■ GOAL: List all lines of the data that include the string "content".

(Dataset items)
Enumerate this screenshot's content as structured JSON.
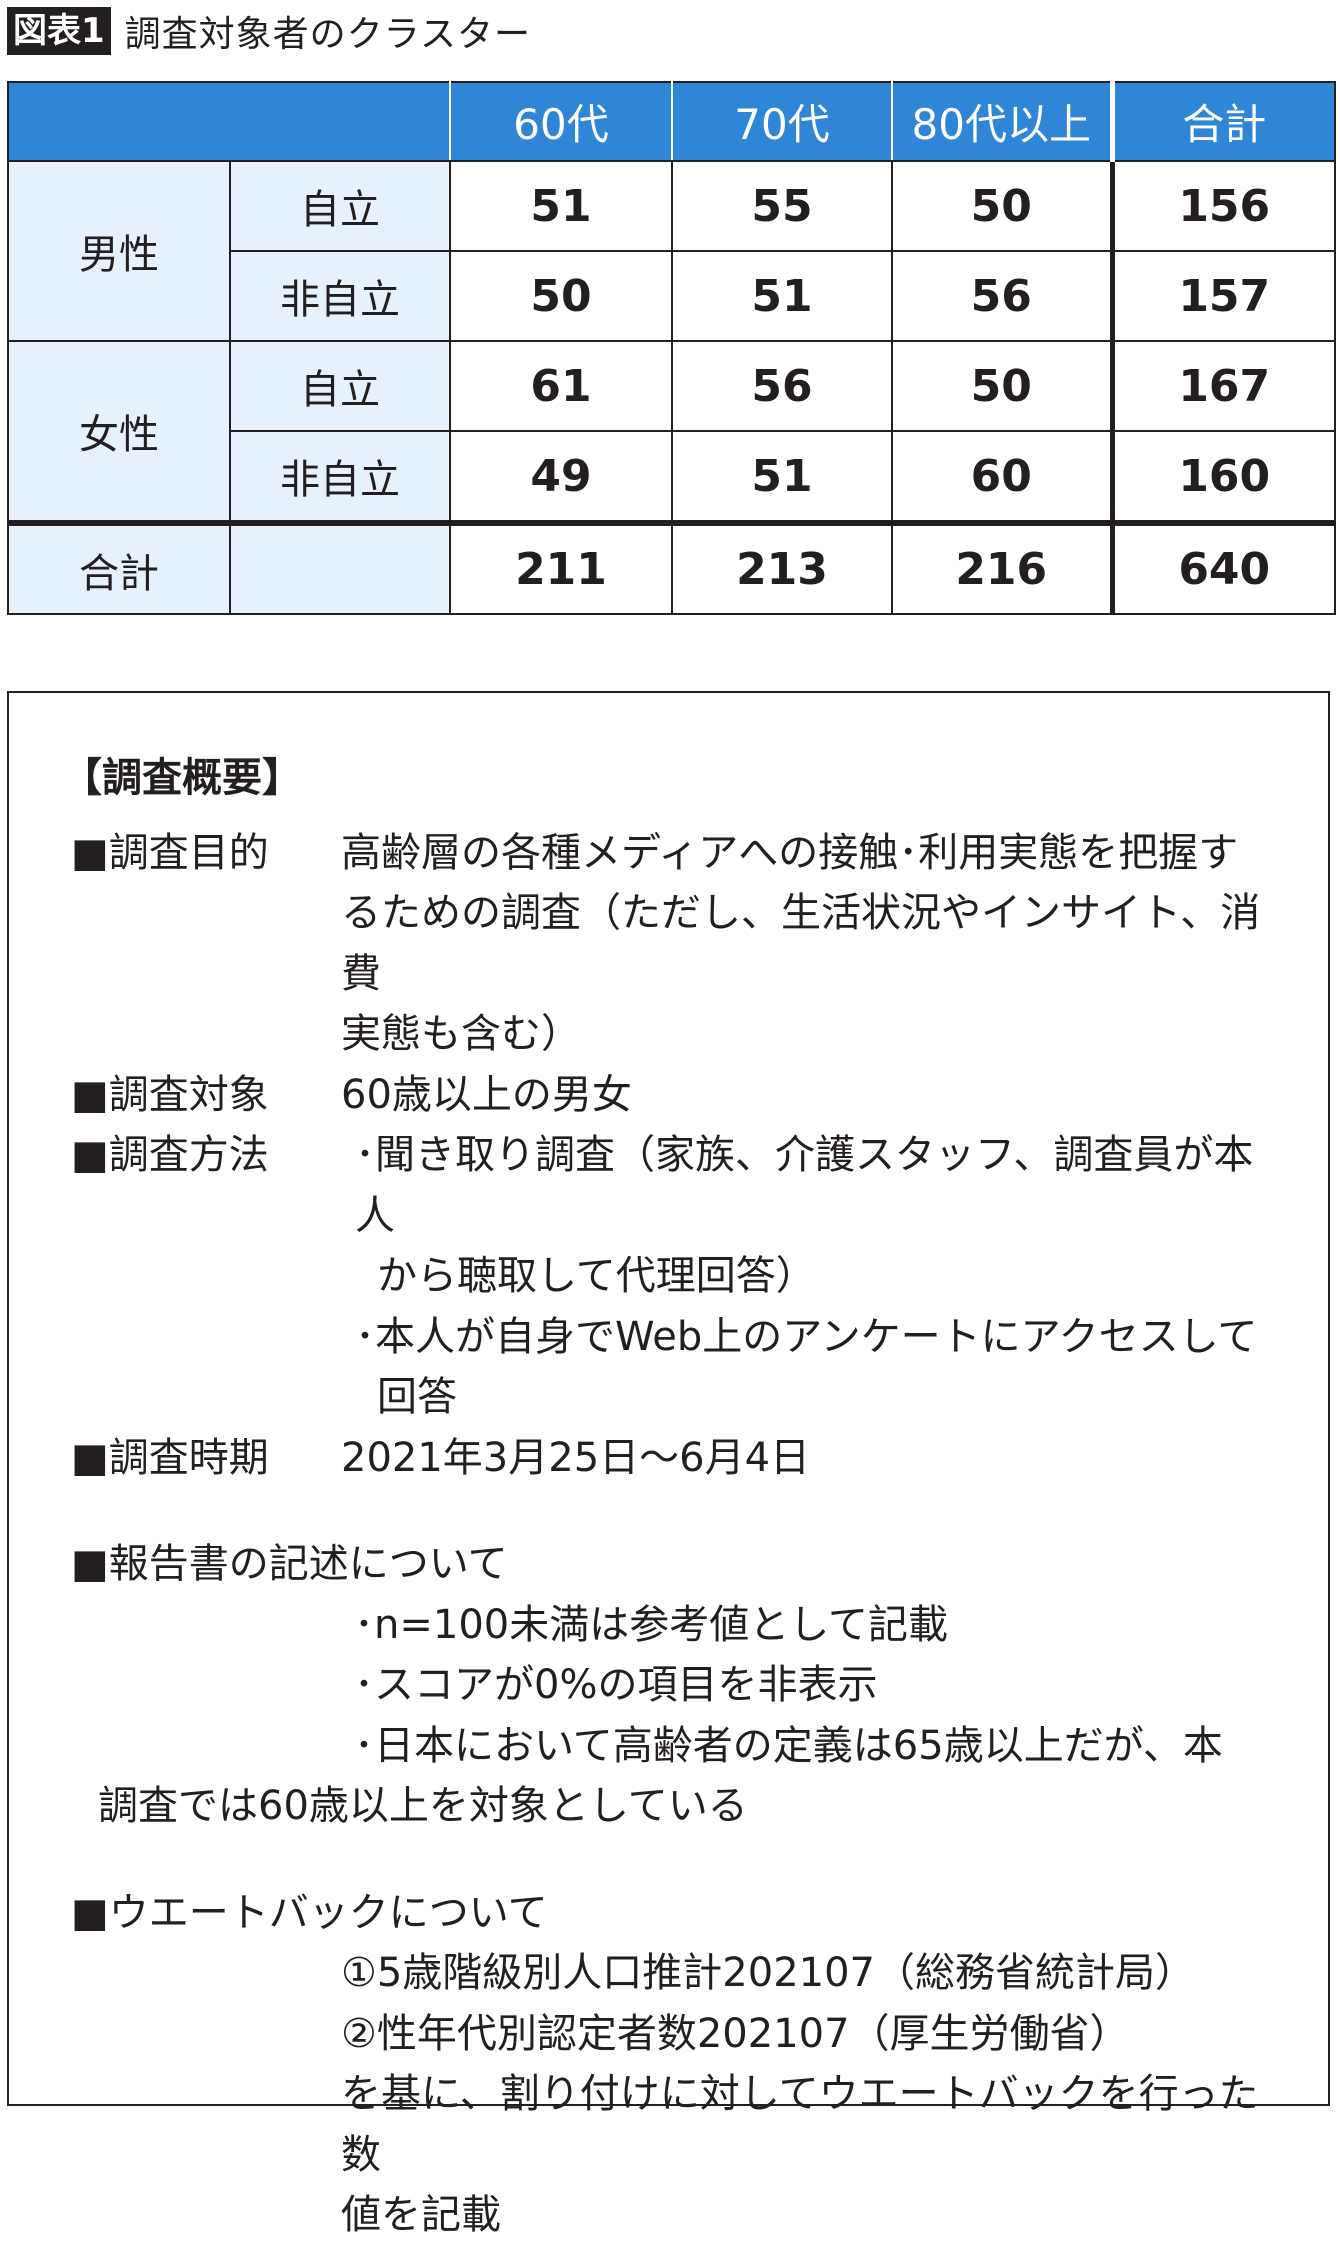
{
  "figure": {
    "badge": "図表1",
    "title": "調査対象者のクラスター"
  },
  "table": {
    "headers": [
      "",
      "",
      "60代",
      "70代",
      "80代以上",
      "合計"
    ],
    "groups": [
      {
        "label": "男性",
        "rows": [
          {
            "label": "自立",
            "values": [
              "51",
              "55",
              "50"
            ],
            "total": "156"
          },
          {
            "label": "非自立",
            "values": [
              "50",
              "51",
              "56"
            ],
            "total": "157"
          }
        ]
      },
      {
        "label": "女性",
        "rows": [
          {
            "label": "自立",
            "values": [
              "61",
              "56",
              "50"
            ],
            "total": "167"
          },
          {
            "label": "非自立",
            "values": [
              "49",
              "51",
              "60"
            ],
            "total": "160"
          }
        ]
      }
    ],
    "total_row": {
      "label": "合計",
      "sublabel": "",
      "values": [
        "211",
        "213",
        "216"
      ],
      "total": "640"
    },
    "colors": {
      "header_bg": "#2f86d6",
      "label_bg": "#e6f1fc",
      "border": "#231f20"
    }
  },
  "overview": {
    "heading": "【調査概要】",
    "purpose": {
      "label": "■調査目的",
      "lines": [
        "高齢層の各種メディアへの接触･利用実態を把握す",
        "るための調査（ただし、生活状況やインサイト、消費",
        "実態も含む）"
      ]
    },
    "target": {
      "label": "■調査対象",
      "lines": [
        "60歳以上の男女"
      ]
    },
    "method": {
      "label": "■調査方法",
      "lines": [
        "･聞き取り調査（家族、介護スタッフ、調査員が本人",
        "から聴取して代理回答）",
        "･本人が自身でWeb上のアンケートにアクセスして",
        "回答"
      ]
    },
    "period": {
      "label": "■調査時期",
      "lines": [
        "2021年3月25日～6月4日"
      ]
    },
    "report": {
      "label": "■報告書の記述について",
      "lines": [
        "･n=100未満は参考値として記載",
        "･スコアが0%の項目を非表示",
        "･日本において高齢者の定義は65歳以上だが、本",
        "調査では60歳以上を対象としている"
      ]
    },
    "weightback": {
      "label": "■ウエートバックについて",
      "lines": [
        "①5歳階級別人口推計202107（総務省統計局）",
        "②性年代別認定者数202107（厚生労働省）",
        "を基に、割り付けに対してウエートバックを行った数",
        "値を記載"
      ]
    }
  }
}
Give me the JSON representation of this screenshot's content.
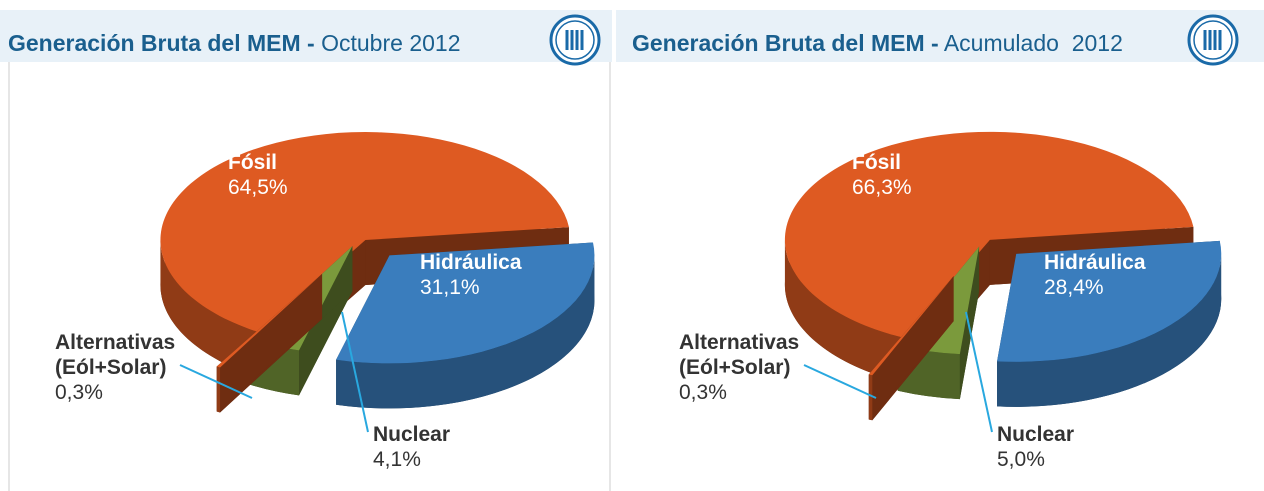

■ ANSWER TO THIS EXERCISE:
Enumerate this screenshot's content as structured JSON.
Give me the JSON representation of this screenshot's content.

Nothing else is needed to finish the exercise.